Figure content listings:
--------

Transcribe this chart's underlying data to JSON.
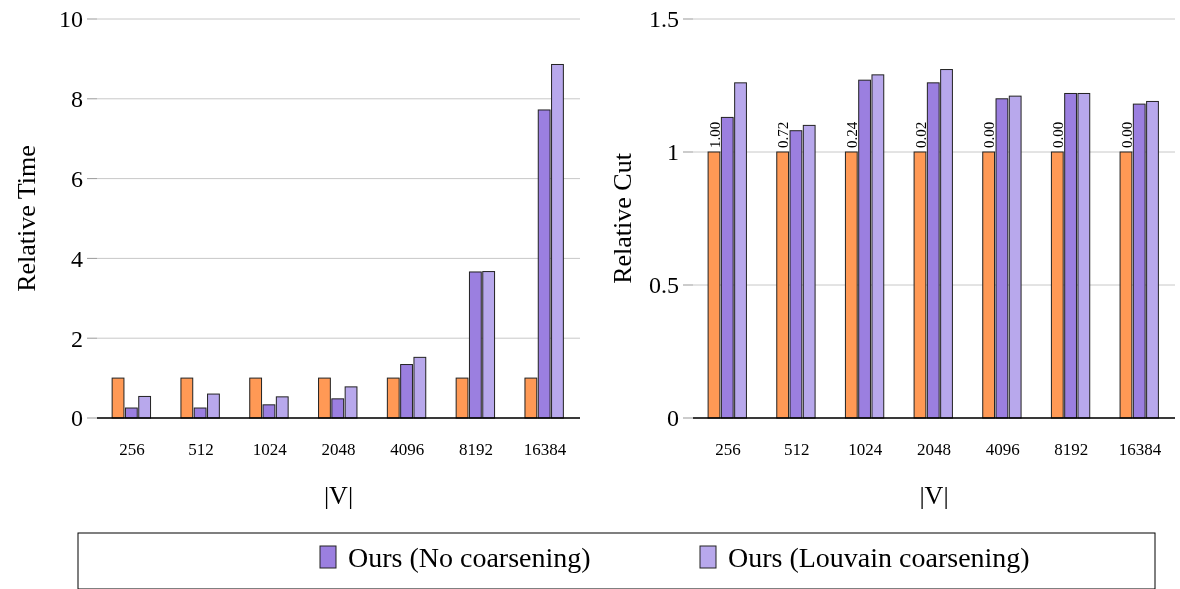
{
  "chart_data": [
    {
      "type": "bar",
      "xlabel": "|V|",
      "ylabel": "Relative Time",
      "categories": [
        "256",
        "512",
        "1024",
        "2048",
        "4096",
        "8192",
        "16384"
      ],
      "ylim": [
        0,
        10
      ],
      "yticks": [
        0,
        2,
        4,
        6,
        8,
        10
      ],
      "grid": "y",
      "legend": "bottom",
      "series": [
        {
          "color": "#ff9955",
          "values": [
            1,
            1,
            1,
            1,
            1,
            1,
            1
          ]
        },
        {
          "name": "Ours (No coarsening)",
          "color": "#9b7fe0",
          "values": [
            0.25,
            0.25,
            0.33,
            0.48,
            1.34,
            3.66,
            7.72
          ]
        },
        {
          "name": "Ours (Louvain coarsening)",
          "color": "#b8a8ec",
          "values": [
            0.54,
            0.6,
            0.53,
            0.78,
            1.52,
            3.67,
            8.86
          ]
        }
      ]
    },
    {
      "type": "bar",
      "xlabel": "|V|",
      "ylabel": "Relative Cut",
      "categories": [
        "256",
        "512",
        "1024",
        "2048",
        "4096",
        "8192",
        "16384"
      ],
      "ylim": [
        0,
        1.5
      ],
      "yticks": [
        0,
        0.5,
        1,
        1.5
      ],
      "grid": "y",
      "series": [
        {
          "color": "#ff9955",
          "values": [
            1,
            1,
            1,
            1,
            1,
            1,
            1
          ]
        },
        {
          "color": "#9b7fe0",
          "values": [
            1.13,
            1.08,
            1.27,
            1.26,
            1.2,
            1.22,
            1.18
          ]
        },
        {
          "color": "#b8a8ec",
          "values": [
            1.26,
            1.1,
            1.29,
            1.31,
            1.21,
            1.22,
            1.19
          ]
        }
      ],
      "annotations": [
        {
          "text": "1.00",
          "x": "256",
          "y": 1
        },
        {
          "text": "0.72",
          "x": "512",
          "y": 1
        },
        {
          "text": "0.24",
          "x": "1024",
          "y": 1
        },
        {
          "text": "0.02",
          "x": "2048",
          "y": 1
        },
        {
          "text": "0.00",
          "x": "4096",
          "y": 1
        },
        {
          "text": "0.00",
          "x": "8192",
          "y": 1
        },
        {
          "text": "0.00",
          "x": "16384",
          "y": 1
        }
      ]
    }
  ]
}
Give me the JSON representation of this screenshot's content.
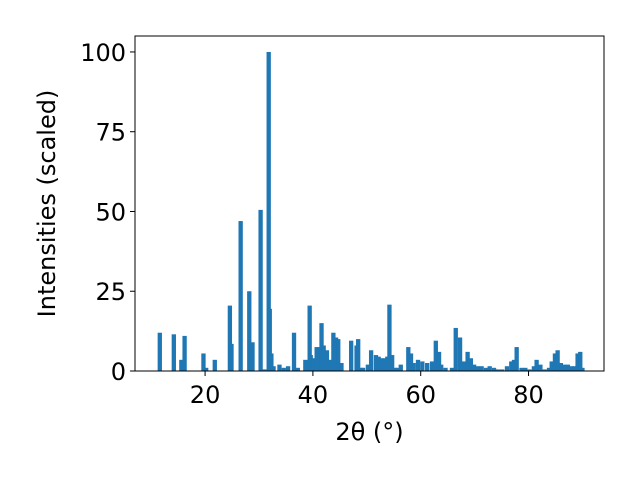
{
  "chart_data": {
    "type": "bar",
    "xlabel": "2θ (°)",
    "ylabel": "Intensities (scaled)",
    "xlim": [
      7,
      94
    ],
    "ylim": [
      0,
      105
    ],
    "xticks": [
      20,
      40,
      60,
      80
    ],
    "yticks": [
      0,
      25,
      50,
      75,
      100
    ],
    "bar_color": "#1f77b4",
    "bar_width": 0.8,
    "series": [
      {
        "x": [
          11.6,
          14.2,
          15.6,
          16.2,
          19.7,
          20.2,
          21.8,
          24.6,
          24.9,
          26.6,
          28.2,
          28.8,
          30.3,
          31.0,
          31.8,
          32.0,
          32.3,
          32.7,
          33.8,
          34.6,
          35.4,
          36.5,
          37.2,
          38.6,
          39.4,
          39.6,
          40.2,
          40.7,
          41.2,
          41.6,
          42.0,
          42.6,
          43.1,
          43.8,
          44.3,
          44.7,
          45.3,
          47.1,
          48.1,
          48.4,
          49.0,
          49.3,
          50.2,
          50.8,
          51.7,
          52.2,
          52.7,
          53.3,
          53.8,
          54.2,
          54.7,
          55.2,
          55.7,
          56.3,
          57.7,
          58.2,
          58.7,
          59.5,
          60.3,
          61.2,
          62.1,
          62.8,
          63.4,
          63.8,
          64.6,
          65.8,
          66.5,
          67.3,
          68.0,
          68.7,
          69.3,
          69.9,
          70.6,
          71.3,
          72.1,
          72.8,
          73.6,
          74.3,
          75.1,
          76.0,
          76.8,
          77.3,
          77.8,
          78.7,
          79.4,
          80.2,
          81.0,
          81.5,
          82.2,
          83.0,
          83.8,
          84.3,
          84.9,
          85.4,
          86.0,
          86.7,
          87.3,
          88.0,
          88.6,
          89.1,
          89.6,
          90.0
        ],
        "y": [
          12,
          11.5,
          3.5,
          11,
          5.5,
          1,
          3.5,
          20.5,
          8.5,
          47,
          25,
          9,
          50.5,
          0.5,
          100,
          19.5,
          5.5,
          1.5,
          2,
          1,
          1.5,
          12,
          1,
          3.5,
          20.5,
          5,
          4,
          7.5,
          7.5,
          15,
          8,
          6.5,
          3.5,
          12,
          10.5,
          10,
          2.5,
          9.5,
          8,
          10,
          1,
          1,
          2,
          6.5,
          5,
          4.5,
          4,
          4,
          4.5,
          20.8,
          5,
          1,
          1,
          2,
          7.5,
          5.5,
          2.5,
          3.5,
          3,
          2.5,
          3,
          9.5,
          6,
          2,
          1,
          1,
          13.5,
          10.5,
          3,
          6,
          4,
          2,
          1.5,
          1.5,
          1,
          1.5,
          1,
          0.5,
          0.5,
          1.5,
          3,
          3.5,
          7.5,
          1,
          1,
          0.5,
          1.5,
          3.5,
          2,
          0.5,
          1,
          3,
          5.5,
          6.5,
          2.5,
          2,
          2,
          1.5,
          1.5,
          5.5,
          6,
          1
        ]
      }
    ]
  }
}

--------

▶ _WHAT IS BEING ASKED_
Copy each line of the entries that includes the word "Relative".

▶ _RESPONSE_
      "ylabel": "Relative Time",
      "ylabel": "Relative Cut",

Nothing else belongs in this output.